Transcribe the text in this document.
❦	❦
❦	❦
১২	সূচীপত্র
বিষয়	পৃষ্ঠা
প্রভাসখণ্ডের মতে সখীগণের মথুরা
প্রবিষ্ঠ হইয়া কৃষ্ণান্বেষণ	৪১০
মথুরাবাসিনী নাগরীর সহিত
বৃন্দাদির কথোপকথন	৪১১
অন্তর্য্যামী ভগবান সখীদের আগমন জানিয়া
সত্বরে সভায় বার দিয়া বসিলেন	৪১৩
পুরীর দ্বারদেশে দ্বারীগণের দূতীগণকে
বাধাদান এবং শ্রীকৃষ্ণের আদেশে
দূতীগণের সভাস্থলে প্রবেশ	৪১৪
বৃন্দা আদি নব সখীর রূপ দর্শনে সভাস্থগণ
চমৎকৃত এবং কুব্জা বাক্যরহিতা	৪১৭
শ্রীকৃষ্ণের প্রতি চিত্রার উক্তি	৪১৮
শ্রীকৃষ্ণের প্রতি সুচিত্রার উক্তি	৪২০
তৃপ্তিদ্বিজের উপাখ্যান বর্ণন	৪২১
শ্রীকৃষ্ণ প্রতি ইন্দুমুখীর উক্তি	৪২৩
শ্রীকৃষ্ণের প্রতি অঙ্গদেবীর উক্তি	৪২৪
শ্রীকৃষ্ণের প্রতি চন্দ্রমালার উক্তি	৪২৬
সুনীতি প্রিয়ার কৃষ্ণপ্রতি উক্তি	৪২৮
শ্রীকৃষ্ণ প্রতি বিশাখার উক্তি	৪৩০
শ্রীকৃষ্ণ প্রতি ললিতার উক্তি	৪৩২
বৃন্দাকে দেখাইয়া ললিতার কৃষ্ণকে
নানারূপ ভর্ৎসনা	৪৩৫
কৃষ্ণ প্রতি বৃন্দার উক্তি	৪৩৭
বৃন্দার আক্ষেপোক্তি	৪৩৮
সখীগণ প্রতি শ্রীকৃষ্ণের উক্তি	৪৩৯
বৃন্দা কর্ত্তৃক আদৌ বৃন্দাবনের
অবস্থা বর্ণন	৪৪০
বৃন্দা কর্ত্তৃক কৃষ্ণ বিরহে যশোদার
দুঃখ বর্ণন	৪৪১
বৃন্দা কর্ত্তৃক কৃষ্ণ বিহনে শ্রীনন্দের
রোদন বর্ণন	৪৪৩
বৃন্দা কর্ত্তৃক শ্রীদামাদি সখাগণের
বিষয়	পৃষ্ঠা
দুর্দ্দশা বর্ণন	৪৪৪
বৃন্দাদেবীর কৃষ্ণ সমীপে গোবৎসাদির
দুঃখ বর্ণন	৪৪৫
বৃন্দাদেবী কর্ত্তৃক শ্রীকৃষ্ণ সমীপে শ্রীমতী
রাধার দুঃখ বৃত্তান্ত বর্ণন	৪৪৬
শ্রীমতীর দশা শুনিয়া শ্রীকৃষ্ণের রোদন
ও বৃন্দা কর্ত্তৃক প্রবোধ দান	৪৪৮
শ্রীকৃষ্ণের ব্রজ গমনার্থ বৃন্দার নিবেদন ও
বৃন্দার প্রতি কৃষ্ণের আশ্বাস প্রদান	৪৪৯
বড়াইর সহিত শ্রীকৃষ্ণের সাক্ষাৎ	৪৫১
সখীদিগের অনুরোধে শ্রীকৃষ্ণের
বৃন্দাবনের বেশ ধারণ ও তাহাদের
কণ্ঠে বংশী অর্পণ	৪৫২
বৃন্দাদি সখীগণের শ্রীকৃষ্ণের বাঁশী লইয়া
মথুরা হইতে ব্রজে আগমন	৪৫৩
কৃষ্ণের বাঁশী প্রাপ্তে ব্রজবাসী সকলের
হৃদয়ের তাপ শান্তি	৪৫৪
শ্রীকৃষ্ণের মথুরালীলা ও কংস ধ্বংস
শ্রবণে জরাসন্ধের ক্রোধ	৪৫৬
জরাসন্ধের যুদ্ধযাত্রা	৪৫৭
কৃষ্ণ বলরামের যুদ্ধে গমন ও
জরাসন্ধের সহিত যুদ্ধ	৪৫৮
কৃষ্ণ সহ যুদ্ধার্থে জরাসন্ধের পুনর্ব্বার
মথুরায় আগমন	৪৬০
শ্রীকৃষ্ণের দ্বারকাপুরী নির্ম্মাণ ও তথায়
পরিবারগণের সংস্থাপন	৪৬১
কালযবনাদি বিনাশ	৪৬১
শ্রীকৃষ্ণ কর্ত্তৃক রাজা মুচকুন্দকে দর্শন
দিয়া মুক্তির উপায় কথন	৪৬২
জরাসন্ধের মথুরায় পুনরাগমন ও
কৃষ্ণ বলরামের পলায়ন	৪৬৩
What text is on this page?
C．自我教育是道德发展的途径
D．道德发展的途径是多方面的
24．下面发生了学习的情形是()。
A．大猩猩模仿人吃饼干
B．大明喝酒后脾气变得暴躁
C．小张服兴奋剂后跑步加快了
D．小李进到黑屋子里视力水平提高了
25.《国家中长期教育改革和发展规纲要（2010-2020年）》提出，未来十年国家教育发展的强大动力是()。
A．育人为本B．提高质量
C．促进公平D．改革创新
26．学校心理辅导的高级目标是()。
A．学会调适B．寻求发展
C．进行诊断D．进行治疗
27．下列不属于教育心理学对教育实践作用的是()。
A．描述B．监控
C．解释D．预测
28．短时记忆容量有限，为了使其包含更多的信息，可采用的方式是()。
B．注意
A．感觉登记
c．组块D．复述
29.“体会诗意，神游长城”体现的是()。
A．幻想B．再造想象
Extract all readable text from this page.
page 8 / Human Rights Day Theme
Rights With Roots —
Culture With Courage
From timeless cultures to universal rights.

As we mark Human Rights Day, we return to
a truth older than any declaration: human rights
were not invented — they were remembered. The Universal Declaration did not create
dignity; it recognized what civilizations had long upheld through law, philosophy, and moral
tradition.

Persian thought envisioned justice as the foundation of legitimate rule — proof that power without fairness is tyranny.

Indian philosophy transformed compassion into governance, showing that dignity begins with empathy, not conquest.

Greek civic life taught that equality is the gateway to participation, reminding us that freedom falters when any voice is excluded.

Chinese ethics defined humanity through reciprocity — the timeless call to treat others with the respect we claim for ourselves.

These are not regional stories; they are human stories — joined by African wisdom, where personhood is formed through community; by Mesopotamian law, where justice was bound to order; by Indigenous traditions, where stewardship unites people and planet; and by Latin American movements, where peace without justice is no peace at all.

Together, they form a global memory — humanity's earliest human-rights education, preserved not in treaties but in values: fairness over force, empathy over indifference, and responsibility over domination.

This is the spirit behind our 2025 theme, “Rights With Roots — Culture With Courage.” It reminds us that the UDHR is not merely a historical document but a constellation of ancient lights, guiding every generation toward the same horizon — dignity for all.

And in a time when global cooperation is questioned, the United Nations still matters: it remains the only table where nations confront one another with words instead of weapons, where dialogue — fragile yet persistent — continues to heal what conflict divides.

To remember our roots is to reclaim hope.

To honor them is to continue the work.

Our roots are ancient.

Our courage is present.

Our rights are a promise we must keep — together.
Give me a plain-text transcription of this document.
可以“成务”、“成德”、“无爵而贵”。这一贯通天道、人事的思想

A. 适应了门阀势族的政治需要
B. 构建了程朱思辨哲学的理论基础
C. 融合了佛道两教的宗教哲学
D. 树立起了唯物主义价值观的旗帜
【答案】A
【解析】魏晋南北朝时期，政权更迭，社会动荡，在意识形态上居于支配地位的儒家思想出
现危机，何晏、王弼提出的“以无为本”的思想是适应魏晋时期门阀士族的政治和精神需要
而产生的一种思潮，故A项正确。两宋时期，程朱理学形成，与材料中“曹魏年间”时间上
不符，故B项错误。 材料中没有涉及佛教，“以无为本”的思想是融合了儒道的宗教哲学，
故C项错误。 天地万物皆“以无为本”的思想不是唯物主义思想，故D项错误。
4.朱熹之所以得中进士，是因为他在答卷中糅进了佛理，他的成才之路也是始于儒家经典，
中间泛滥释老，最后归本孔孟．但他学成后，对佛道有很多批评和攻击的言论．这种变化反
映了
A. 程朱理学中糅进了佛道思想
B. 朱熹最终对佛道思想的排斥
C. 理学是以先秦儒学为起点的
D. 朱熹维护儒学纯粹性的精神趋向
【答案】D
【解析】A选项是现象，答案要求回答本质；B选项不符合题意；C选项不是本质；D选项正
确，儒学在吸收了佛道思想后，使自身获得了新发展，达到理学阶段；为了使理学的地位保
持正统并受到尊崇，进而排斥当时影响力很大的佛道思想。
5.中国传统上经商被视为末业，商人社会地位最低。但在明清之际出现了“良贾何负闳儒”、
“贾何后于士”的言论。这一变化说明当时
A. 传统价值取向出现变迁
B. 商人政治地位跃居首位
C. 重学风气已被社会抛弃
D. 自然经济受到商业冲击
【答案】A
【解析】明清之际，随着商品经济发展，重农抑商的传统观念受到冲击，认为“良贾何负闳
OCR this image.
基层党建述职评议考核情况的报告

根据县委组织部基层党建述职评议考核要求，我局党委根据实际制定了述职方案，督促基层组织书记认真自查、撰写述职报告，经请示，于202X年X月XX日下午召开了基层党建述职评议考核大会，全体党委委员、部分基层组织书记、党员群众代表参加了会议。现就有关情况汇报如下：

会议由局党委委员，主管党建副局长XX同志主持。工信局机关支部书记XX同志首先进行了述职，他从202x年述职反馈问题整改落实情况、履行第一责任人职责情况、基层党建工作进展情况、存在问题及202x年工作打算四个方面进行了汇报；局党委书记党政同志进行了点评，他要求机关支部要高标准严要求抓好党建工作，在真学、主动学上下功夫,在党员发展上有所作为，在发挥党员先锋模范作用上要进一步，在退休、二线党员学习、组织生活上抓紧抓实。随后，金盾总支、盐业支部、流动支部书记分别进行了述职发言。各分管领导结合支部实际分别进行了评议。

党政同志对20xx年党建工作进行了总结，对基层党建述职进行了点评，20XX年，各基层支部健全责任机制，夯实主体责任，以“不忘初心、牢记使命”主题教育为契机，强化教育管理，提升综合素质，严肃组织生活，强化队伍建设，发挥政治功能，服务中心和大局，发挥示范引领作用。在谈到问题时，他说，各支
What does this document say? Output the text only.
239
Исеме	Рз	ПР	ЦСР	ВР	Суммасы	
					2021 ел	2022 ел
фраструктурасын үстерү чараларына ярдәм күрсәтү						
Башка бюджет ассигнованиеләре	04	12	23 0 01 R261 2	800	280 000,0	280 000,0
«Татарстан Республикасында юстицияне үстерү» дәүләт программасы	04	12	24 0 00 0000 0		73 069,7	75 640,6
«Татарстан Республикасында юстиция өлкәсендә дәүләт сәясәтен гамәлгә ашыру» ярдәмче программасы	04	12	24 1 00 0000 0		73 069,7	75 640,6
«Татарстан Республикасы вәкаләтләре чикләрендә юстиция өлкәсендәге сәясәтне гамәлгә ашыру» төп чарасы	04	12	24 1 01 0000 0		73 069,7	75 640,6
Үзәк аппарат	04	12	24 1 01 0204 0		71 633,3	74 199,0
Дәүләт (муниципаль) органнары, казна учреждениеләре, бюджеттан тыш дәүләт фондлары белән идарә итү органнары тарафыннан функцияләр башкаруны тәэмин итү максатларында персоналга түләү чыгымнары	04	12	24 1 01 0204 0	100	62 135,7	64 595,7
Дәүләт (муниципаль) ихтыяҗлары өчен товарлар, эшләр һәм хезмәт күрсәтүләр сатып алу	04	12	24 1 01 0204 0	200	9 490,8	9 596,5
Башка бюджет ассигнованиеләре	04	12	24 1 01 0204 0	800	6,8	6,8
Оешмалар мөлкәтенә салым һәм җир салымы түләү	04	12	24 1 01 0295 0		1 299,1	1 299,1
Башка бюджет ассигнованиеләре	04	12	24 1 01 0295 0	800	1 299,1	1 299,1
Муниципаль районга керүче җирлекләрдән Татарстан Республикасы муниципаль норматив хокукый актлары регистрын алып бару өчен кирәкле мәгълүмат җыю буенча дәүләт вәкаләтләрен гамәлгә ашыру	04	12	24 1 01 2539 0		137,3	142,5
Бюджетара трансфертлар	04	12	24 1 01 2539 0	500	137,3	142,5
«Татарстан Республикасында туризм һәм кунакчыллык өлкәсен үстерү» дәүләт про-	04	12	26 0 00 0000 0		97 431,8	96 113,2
-.-.-
--- Problem ---
Pick out the lines that include the word "document" and write them out.

--- Response ---
Transcribe the text in this document.
This is the spirit behind our 2025 theme, “Rights With Roots — Culture With Courage.” It reminds us that the UDHR is not merely a historical document but a constellation of ancient lights, guiding every generation toward the same horizon — dignity for all.
Give me a plain-text transcription of this document.
What does this document say? Output the text only.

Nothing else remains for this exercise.